→ **Problem to solve**
How many lines below contain the string "name"? Reply with the count alone.

Collected data
(begin)

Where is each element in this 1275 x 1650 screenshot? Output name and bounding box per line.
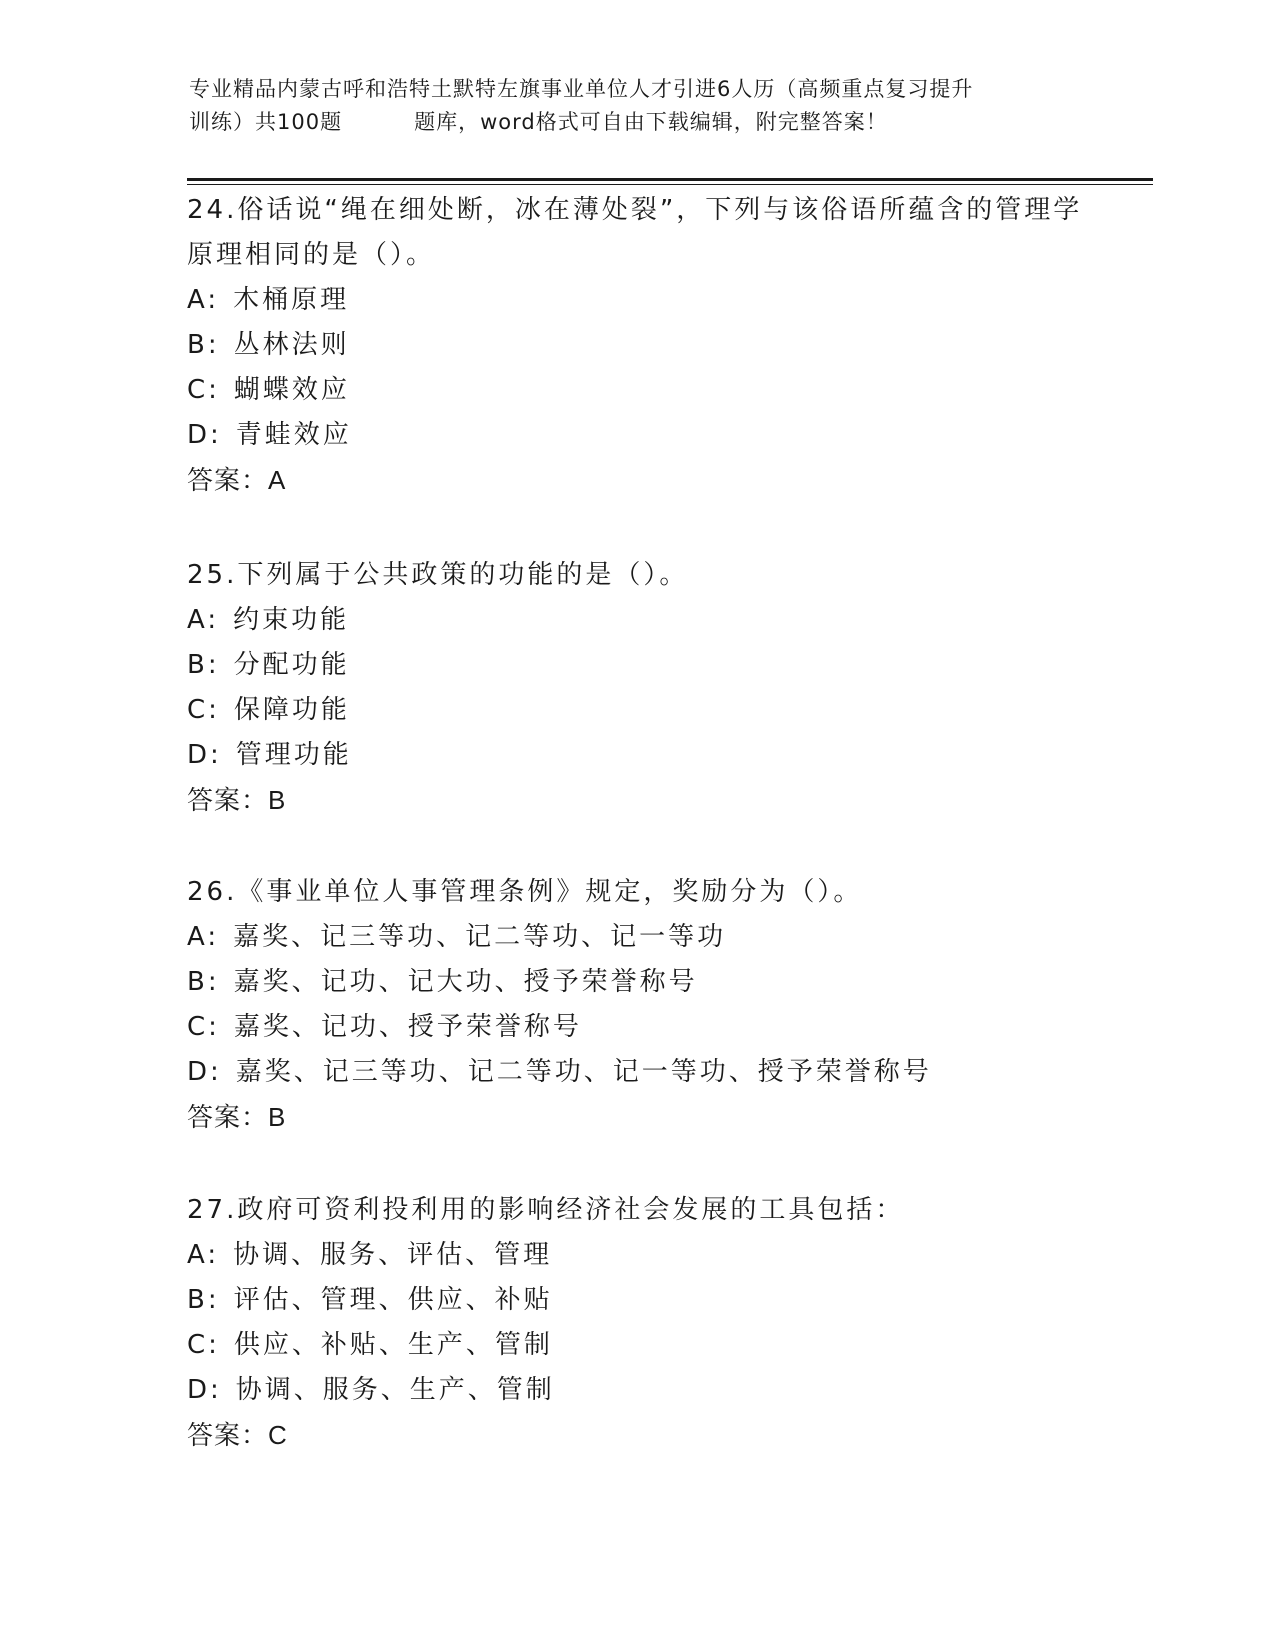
option-key: D:	[187, 1057, 222, 1087]
option-text: 分配功能	[233, 650, 350, 680]
option-text: 评估、管理、供应、补贴	[233, 1285, 553, 1315]
option-b	[187, 1278, 1087, 1323]
option-key: A:	[187, 922, 220, 952]
option-text: 嘉奖、记三等功、记二等功、记一等功	[233, 922, 727, 952]
question-24	[187, 188, 1087, 503]
header-line-2	[189, 106, 1089, 139]
option-key: D:	[187, 1375, 222, 1405]
option-d	[187, 1368, 1087, 1413]
option-text: 协调、服务、生产、管制	[235, 1375, 555, 1405]
option-a	[187, 278, 1087, 323]
option-b	[187, 643, 1087, 688]
option-text: 协调、服务、评估、管理	[233, 1240, 553, 1270]
answer-line: 答案：C	[187, 1420, 288, 1450]
option-c	[187, 688, 1087, 733]
option-text: 嘉奖、记功、记大功、授予荣誉称号	[233, 967, 698, 997]
option-c	[187, 1005, 1087, 1050]
option-key: B:	[187, 1285, 220, 1315]
question-27	[187, 1188, 1087, 1458]
option-a	[187, 915, 1087, 960]
option-text: 保障功能	[233, 695, 350, 725]
option-text: 管理功能	[235, 740, 352, 770]
header-line-2-left: 训练）共100题	[189, 110, 343, 134]
option-key: C:	[187, 375, 220, 405]
option-key: C:	[187, 1330, 220, 1360]
option-key: C:	[187, 695, 220, 725]
option-text: 供应、补贴、生产、管制	[233, 1330, 553, 1360]
question-stem: 24.俗话说“绳在细处断，冰在薄处裂”，下列与该俗语所蕴含的管理学原理相同的是（）。	[187, 195, 1083, 270]
question-stem: 26.《事业单位人事管理条例》规定，奖励分为（）。	[187, 877, 863, 907]
option-c	[187, 1323, 1087, 1368]
option-c	[187, 368, 1087, 413]
option-key: A:	[187, 285, 220, 315]
option-key: D:	[187, 740, 222, 770]
answer-line: 答案：B	[187, 785, 287, 815]
option-text: 木桶原理	[233, 285, 350, 315]
option-d	[187, 413, 1087, 458]
question-stem: 27.政府可资利投利用的影响经济社会发展的工具包括：	[187, 1195, 905, 1225]
header-line-2-right: 题库，word格式可自由下载编辑，附完整答案！	[414, 110, 888, 134]
header-line-1: 专业精品内蒙古呼和浩特土默特左旗事业单位人才引进6人历（高频重点复习提升	[189, 77, 974, 101]
answer-line: 答案：B	[187, 1102, 287, 1132]
option-a	[187, 1233, 1087, 1278]
option-b	[187, 960, 1087, 1005]
option-text: 约束功能	[233, 605, 350, 635]
option-d	[187, 733, 1087, 778]
option-key: A:	[187, 1240, 220, 1270]
header-divider-thick	[187, 178, 1153, 181]
option-key: B:	[187, 967, 220, 997]
option-d	[187, 1050, 1087, 1095]
option-text: 蝴蝶效应	[233, 375, 350, 405]
option-text: 嘉奖、记功、授予荣誉称号	[233, 1012, 582, 1042]
option-b	[187, 323, 1087, 368]
option-key: D:	[187, 420, 222, 450]
header-divider-thin	[187, 184, 1153, 185]
option-key: A:	[187, 605, 220, 635]
option-a	[187, 598, 1087, 643]
question-26	[187, 870, 1087, 1140]
question-stem: 25.下列属于公共政策的功能的是（）。	[187, 560, 689, 590]
document-header	[189, 73, 1089, 139]
option-text: 青蛙效应	[235, 420, 352, 450]
answer-line: 答案：A	[187, 465, 287, 495]
question-25	[187, 553, 1087, 823]
option-key: B:	[187, 330, 220, 360]
option-key: C:	[187, 1012, 220, 1042]
option-text: 丛林法则	[233, 330, 350, 360]
option-text: 嘉奖、记三等功、记二等功、记一等功、授予荣誉称号	[235, 1057, 932, 1087]
option-key: B:	[187, 650, 220, 680]
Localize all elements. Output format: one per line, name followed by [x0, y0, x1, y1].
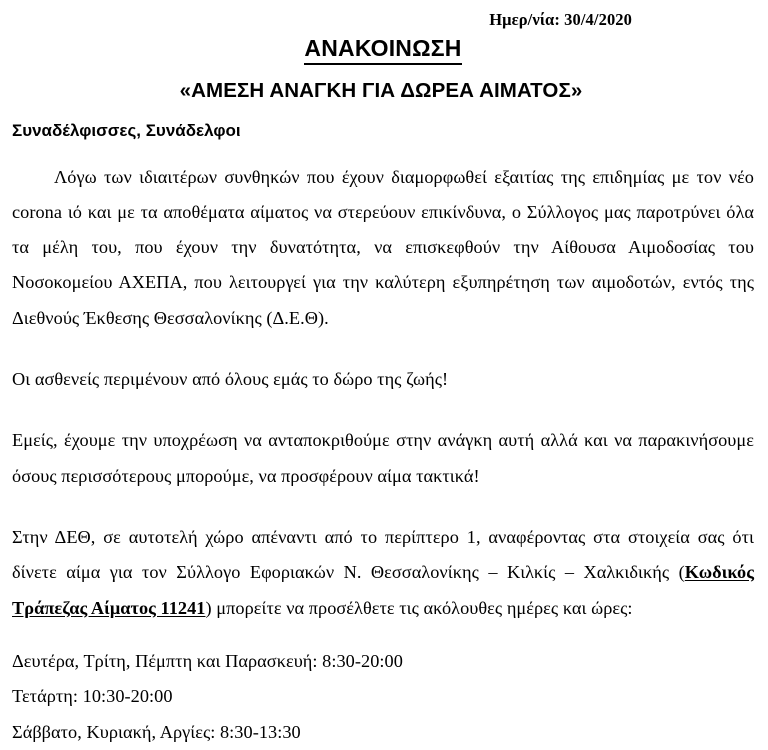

(end)

→ **Complete answer**
2